Please duplicate the material from its first line through the line containing "data-point bbox=[352, 34, 364, 46]", including both ends.

........

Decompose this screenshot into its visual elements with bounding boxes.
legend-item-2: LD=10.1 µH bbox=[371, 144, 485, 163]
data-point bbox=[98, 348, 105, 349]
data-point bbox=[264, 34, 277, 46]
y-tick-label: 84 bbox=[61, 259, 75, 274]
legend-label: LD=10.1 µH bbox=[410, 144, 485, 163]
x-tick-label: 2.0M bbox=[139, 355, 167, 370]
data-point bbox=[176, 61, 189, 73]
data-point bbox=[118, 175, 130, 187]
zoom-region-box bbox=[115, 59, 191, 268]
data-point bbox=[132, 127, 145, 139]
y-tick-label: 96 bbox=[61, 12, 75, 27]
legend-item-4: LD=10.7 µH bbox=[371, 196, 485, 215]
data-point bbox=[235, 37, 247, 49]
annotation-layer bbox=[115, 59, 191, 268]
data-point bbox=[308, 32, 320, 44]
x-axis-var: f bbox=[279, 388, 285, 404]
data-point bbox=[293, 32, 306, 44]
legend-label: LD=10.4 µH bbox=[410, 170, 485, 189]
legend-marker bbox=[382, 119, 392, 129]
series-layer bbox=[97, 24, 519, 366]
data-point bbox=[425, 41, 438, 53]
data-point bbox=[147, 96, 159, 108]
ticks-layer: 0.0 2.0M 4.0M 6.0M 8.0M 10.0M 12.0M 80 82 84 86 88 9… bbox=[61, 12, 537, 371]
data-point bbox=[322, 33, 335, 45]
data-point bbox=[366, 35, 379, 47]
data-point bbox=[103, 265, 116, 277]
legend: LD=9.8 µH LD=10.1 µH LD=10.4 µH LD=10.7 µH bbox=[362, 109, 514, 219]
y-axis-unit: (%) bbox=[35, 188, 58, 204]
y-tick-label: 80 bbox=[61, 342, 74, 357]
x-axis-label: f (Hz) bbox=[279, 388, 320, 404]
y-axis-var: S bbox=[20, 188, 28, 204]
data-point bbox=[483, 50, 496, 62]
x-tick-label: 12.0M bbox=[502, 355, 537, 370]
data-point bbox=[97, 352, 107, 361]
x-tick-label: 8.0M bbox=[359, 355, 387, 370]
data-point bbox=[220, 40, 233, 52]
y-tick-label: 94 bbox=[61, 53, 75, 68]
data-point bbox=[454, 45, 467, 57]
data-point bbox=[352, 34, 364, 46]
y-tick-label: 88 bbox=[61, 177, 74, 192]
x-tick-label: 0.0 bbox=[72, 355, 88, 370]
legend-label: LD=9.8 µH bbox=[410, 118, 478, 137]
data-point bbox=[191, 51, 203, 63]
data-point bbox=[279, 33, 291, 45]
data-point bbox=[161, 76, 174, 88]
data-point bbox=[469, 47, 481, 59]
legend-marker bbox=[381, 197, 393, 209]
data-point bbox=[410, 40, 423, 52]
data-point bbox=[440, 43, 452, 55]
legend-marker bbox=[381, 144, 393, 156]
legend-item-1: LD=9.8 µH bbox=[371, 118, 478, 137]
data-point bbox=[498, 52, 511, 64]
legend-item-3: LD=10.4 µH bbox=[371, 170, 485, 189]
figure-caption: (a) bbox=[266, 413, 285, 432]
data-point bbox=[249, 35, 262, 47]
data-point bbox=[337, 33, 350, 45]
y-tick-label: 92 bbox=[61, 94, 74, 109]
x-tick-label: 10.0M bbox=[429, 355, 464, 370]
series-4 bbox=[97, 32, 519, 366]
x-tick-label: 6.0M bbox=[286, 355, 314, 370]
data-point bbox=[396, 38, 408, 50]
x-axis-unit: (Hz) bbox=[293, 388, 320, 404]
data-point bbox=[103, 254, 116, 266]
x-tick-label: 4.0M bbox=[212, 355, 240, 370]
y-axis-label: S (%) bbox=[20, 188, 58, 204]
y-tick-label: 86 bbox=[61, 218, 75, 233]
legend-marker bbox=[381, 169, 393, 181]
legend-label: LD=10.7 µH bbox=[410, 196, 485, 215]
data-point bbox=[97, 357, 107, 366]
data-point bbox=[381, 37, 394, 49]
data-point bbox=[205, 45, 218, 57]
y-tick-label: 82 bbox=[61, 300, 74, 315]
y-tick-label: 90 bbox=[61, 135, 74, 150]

........

*FINISHED ANSWER*.
Decompose this screenshot into its visual elements with bounding boxes.
legend-item-2: LD=10.1 µH bbox=[371, 144, 485, 163]
data-point bbox=[98, 348, 105, 349]
data-point bbox=[264, 34, 277, 46]
y-tick-label: 84 bbox=[61, 259, 75, 274]
legend-label: LD=10.1 µH bbox=[410, 144, 485, 163]
x-tick-label: 2.0M bbox=[139, 355, 167, 370]
data-point bbox=[176, 61, 189, 73]
data-point bbox=[118, 175, 130, 187]
zoom-region-box bbox=[115, 59, 191, 268]
data-point bbox=[132, 127, 145, 139]
y-tick-label: 96 bbox=[61, 12, 75, 27]
legend-item-4: LD=10.7 µH bbox=[371, 196, 485, 215]
data-point bbox=[235, 37, 247, 49]
annotation-layer bbox=[115, 59, 191, 268]
data-point bbox=[308, 32, 320, 44]
x-axis-var: f bbox=[279, 388, 285, 404]
data-point bbox=[293, 32, 306, 44]
legend-label: LD=10.4 µH bbox=[410, 170, 485, 189]
legend-marker bbox=[382, 119, 392, 129]
series-layer bbox=[97, 24, 519, 366]
data-point bbox=[425, 41, 438, 53]
data-point bbox=[147, 96, 159, 108]
ticks-layer: 0.0 2.0M 4.0M 6.0M 8.0M 10.0M 12.0M 80 82 84 86 88 9… bbox=[61, 12, 537, 371]
data-point bbox=[322, 33, 335, 45]
data-point bbox=[366, 35, 379, 47]
data-point bbox=[103, 265, 116, 277]
legend: LD=9.8 µH LD=10.1 µH LD=10.4 µH LD=10.7 µH bbox=[362, 109, 514, 219]
y-axis-unit: (%) bbox=[35, 188, 58, 204]
y-tick-label: 80 bbox=[61, 342, 74, 357]
x-axis-label: f (Hz) bbox=[279, 388, 320, 404]
y-axis-var: S bbox=[20, 188, 28, 204]
data-point bbox=[483, 50, 496, 62]
x-tick-label: 12.0M bbox=[502, 355, 537, 370]
data-point bbox=[97, 352, 107, 361]
x-tick-label: 8.0M bbox=[359, 355, 387, 370]
data-point bbox=[220, 40, 233, 52]
y-tick-label: 94 bbox=[61, 53, 75, 68]
data-point bbox=[454, 45, 467, 57]
data-point bbox=[352, 34, 364, 46]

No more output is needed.